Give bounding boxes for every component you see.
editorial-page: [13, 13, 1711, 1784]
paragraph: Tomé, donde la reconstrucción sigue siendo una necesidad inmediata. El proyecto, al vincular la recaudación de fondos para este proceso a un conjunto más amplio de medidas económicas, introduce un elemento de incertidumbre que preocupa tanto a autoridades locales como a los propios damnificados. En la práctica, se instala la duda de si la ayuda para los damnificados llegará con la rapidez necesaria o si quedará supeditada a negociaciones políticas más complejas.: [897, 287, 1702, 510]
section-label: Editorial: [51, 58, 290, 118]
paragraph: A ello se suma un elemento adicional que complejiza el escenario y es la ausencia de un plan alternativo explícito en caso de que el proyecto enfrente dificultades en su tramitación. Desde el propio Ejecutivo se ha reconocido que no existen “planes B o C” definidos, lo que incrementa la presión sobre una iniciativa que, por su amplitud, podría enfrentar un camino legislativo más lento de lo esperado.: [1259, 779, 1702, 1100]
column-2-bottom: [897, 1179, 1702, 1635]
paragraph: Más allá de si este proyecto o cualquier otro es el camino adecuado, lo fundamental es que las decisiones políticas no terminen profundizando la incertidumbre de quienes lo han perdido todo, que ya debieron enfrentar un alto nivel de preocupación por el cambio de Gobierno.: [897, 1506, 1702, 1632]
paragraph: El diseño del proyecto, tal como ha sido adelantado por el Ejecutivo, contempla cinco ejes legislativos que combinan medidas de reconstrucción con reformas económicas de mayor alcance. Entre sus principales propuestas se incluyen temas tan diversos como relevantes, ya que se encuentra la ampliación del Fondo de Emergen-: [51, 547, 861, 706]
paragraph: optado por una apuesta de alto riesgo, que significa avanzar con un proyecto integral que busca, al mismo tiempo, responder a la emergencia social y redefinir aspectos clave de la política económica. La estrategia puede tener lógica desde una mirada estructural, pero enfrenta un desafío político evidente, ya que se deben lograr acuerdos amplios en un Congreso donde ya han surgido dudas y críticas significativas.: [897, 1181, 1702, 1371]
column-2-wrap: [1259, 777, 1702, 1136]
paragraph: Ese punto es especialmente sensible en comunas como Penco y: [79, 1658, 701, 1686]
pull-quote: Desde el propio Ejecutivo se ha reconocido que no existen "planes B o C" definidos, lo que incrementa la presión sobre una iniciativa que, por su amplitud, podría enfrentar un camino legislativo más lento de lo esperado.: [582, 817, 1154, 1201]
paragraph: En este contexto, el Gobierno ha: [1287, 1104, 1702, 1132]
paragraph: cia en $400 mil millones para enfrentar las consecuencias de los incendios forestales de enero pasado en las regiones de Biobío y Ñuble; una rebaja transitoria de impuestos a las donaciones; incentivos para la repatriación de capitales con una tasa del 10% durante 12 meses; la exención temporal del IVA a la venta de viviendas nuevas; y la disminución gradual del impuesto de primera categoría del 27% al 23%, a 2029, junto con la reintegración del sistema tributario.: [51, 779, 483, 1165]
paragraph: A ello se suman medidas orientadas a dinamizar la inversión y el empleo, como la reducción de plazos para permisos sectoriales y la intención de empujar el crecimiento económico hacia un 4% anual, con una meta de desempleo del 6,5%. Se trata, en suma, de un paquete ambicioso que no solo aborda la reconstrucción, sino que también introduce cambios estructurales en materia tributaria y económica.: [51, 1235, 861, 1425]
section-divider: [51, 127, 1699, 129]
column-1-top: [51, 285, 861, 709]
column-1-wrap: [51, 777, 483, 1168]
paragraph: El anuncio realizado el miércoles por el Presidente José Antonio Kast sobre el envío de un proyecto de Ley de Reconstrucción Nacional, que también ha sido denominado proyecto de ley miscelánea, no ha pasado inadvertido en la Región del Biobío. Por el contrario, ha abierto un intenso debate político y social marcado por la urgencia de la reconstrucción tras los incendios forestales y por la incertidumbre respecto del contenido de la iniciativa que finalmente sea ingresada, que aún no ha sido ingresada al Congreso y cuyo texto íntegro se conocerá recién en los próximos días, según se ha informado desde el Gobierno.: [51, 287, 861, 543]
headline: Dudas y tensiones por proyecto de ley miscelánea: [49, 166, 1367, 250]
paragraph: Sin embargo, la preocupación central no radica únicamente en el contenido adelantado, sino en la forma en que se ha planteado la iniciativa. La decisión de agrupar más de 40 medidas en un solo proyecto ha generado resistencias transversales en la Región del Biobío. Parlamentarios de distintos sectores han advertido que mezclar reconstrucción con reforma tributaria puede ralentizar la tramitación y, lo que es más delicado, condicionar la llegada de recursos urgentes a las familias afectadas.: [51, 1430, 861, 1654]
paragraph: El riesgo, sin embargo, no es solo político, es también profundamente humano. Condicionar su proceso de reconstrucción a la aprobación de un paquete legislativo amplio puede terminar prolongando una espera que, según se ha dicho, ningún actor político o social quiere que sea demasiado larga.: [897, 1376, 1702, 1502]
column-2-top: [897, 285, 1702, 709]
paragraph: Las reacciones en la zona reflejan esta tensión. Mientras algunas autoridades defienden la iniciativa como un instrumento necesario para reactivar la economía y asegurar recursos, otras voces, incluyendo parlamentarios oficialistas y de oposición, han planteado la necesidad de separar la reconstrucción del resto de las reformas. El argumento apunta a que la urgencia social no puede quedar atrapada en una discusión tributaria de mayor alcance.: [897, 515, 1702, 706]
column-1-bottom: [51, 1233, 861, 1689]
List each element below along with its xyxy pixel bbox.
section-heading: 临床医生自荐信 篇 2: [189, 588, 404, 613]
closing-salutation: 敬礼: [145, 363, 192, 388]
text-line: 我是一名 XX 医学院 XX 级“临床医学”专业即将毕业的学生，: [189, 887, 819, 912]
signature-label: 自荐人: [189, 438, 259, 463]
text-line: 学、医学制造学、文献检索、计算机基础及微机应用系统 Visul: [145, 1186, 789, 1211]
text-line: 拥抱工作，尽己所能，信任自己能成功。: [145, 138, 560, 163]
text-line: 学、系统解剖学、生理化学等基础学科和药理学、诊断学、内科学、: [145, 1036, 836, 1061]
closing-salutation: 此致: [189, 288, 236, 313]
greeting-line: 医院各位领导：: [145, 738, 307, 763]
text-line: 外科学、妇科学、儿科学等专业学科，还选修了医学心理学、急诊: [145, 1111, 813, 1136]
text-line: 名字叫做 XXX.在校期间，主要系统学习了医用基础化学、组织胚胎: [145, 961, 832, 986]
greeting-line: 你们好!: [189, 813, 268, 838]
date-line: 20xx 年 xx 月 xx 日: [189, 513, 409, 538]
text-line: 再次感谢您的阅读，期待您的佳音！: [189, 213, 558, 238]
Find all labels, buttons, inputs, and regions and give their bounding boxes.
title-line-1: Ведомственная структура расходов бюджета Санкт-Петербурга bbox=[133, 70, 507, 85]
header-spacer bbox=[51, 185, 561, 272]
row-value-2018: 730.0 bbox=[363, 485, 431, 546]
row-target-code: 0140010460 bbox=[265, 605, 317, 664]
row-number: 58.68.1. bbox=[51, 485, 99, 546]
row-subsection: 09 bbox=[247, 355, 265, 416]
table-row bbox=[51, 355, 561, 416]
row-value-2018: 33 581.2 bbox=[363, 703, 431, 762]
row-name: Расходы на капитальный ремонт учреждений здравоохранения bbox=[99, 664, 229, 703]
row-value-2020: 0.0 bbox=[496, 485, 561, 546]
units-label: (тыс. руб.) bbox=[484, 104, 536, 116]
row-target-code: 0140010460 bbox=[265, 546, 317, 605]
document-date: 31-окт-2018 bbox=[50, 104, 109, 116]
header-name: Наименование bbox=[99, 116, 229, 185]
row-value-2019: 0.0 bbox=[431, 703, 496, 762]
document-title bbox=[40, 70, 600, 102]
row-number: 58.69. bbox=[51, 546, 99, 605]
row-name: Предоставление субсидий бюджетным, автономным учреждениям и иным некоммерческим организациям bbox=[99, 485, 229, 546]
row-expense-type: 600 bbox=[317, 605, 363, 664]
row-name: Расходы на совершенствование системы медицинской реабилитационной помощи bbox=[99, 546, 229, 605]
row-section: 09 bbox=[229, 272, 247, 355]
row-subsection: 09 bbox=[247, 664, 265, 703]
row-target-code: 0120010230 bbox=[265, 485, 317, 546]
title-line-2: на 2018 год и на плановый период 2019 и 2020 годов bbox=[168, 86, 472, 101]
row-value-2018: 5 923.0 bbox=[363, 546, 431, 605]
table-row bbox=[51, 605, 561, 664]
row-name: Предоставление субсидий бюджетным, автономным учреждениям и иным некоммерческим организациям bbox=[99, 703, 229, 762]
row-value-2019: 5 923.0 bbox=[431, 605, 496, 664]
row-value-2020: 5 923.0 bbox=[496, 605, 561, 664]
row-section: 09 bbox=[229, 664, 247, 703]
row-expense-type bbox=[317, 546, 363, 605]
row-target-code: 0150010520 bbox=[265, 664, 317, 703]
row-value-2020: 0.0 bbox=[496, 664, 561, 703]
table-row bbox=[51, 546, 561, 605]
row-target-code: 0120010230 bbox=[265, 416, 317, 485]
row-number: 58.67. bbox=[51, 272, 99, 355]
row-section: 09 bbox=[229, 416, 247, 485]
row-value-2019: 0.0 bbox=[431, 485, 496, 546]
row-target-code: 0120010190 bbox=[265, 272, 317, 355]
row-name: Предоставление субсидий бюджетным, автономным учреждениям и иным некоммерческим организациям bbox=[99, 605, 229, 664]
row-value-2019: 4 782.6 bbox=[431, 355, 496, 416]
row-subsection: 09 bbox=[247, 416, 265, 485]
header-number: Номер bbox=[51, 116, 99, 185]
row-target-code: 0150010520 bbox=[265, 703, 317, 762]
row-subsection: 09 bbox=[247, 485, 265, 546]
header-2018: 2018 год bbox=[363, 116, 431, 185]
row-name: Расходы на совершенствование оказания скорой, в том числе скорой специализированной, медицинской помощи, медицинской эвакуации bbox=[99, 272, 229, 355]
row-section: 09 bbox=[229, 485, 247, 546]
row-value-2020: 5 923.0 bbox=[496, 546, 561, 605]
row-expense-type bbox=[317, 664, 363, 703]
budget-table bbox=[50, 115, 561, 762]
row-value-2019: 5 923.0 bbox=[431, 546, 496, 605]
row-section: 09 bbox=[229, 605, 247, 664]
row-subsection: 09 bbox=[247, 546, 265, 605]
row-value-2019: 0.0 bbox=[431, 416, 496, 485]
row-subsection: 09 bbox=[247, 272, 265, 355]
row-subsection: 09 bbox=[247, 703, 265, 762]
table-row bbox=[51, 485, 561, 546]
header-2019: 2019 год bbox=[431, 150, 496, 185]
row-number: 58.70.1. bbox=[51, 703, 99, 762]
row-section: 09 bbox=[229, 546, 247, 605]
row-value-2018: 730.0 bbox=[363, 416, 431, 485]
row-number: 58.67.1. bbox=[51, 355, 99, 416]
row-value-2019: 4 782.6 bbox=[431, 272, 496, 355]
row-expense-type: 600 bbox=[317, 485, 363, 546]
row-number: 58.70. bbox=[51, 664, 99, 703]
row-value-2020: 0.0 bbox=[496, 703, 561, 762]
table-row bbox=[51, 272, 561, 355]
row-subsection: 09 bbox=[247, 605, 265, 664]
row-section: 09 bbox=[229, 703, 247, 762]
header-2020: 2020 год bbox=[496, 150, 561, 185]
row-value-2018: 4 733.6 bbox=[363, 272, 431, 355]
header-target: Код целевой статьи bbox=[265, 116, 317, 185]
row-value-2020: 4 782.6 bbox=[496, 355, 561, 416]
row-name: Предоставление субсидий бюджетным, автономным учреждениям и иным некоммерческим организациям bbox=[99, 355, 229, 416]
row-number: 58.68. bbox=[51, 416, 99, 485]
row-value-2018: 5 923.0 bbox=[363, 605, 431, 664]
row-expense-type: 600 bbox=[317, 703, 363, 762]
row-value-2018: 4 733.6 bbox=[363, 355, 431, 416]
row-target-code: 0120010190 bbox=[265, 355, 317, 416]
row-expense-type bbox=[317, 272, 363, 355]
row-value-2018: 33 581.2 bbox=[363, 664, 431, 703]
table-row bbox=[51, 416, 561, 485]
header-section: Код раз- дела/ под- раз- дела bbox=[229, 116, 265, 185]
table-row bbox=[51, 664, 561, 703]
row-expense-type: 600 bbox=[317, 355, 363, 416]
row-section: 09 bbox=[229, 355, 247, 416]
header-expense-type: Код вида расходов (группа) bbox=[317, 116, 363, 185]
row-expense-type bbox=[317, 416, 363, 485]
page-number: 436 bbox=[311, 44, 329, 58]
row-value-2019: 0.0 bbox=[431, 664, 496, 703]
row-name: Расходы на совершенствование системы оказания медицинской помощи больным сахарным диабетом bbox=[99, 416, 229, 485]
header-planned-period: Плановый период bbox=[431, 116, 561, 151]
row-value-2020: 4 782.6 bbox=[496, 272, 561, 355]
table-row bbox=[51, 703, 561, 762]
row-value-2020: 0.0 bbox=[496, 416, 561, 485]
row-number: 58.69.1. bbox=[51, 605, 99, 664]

◆ WHAT IS ASKED
Output the data verbatim, from its first line through the line containing "editorial-page: [13, 13, 1711, 1784]", inclusive.

◆ WRITTEN ANSWER
Give bounding boxes for every component you see.
editorial-page: [13, 13, 1711, 1784]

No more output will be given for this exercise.